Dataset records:
⟨
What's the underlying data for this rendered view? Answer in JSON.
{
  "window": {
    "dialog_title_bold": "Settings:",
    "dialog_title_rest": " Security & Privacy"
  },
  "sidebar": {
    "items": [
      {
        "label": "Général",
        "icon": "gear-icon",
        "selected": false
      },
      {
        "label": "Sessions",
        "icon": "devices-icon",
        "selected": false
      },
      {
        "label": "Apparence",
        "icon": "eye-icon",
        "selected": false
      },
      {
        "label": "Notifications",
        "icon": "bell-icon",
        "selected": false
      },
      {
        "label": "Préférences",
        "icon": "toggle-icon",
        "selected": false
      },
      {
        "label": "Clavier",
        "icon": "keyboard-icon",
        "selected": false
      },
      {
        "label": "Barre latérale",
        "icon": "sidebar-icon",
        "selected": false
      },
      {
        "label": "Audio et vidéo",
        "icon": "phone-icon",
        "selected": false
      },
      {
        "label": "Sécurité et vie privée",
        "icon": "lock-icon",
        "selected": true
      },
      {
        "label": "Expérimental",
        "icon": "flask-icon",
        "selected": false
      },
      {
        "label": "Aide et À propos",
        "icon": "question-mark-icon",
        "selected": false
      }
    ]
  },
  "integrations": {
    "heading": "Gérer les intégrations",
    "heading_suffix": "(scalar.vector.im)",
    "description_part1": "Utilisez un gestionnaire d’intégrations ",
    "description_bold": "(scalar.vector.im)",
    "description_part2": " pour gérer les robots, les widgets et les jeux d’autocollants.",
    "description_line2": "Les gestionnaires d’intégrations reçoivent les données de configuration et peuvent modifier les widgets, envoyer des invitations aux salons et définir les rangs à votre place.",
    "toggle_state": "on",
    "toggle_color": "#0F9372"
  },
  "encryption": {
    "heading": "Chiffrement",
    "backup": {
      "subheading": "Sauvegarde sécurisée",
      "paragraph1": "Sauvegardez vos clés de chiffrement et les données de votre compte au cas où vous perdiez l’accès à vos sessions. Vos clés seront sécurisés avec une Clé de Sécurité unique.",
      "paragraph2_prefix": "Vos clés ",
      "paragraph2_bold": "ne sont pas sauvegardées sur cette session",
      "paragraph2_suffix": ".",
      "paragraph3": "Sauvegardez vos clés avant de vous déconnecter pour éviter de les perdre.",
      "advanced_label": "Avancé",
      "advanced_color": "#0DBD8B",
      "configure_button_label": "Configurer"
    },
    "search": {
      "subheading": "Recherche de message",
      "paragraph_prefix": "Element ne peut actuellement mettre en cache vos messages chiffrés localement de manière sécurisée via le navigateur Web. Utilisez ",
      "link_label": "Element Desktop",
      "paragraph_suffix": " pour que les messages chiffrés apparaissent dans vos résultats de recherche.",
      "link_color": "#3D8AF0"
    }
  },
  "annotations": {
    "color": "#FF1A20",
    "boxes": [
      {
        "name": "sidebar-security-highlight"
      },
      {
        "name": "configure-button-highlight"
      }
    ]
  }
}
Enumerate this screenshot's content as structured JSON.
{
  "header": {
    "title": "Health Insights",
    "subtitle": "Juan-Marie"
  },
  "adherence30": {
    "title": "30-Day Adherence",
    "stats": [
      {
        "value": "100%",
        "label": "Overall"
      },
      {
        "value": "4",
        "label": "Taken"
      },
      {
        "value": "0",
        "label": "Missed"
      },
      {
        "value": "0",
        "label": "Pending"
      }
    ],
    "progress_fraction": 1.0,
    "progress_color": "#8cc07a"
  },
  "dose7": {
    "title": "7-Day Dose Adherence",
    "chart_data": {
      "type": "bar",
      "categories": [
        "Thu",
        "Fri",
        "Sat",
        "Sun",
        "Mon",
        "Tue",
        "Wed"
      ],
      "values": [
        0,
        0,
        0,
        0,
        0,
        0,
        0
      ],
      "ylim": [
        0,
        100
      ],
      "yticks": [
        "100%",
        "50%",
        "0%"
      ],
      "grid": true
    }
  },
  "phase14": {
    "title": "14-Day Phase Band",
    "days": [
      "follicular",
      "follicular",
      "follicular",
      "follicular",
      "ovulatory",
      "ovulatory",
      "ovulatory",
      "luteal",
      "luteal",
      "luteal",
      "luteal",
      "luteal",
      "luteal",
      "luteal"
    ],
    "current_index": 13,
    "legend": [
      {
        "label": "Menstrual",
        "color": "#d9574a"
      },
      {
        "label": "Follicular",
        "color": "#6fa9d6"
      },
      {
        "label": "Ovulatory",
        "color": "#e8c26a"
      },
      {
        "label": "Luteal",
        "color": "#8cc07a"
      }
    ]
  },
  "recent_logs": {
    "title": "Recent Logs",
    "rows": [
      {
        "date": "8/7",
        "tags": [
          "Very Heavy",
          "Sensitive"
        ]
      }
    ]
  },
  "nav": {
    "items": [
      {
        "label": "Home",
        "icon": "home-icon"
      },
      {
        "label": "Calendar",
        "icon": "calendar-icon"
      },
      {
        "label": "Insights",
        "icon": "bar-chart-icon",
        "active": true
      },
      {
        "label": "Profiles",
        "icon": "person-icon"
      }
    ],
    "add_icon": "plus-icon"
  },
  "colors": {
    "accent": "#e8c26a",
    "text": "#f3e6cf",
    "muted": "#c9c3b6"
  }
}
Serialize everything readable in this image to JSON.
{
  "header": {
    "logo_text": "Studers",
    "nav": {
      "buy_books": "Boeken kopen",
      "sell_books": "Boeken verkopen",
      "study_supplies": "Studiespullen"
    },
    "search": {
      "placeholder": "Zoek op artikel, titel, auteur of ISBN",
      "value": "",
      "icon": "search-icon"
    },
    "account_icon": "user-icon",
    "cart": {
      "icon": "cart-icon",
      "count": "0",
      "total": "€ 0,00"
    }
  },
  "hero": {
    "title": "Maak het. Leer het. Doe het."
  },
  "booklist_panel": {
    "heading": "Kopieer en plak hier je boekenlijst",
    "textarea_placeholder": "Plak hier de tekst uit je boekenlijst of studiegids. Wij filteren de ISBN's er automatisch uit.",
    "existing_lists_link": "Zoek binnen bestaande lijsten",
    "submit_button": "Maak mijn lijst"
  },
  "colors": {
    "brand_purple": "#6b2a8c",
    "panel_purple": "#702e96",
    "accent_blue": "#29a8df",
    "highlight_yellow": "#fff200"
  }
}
⟩
• _Work to do_:
Report each line in the preceding entries that holds the string "Element".

• _Worked solution_:
      "paragraph_prefix": "Element ne peut actuellement mettre en cache vos messages chiffrés localement de manière sécurisée via le navigateur Web. Utilisez ",
      "link_label": "Element Desktop",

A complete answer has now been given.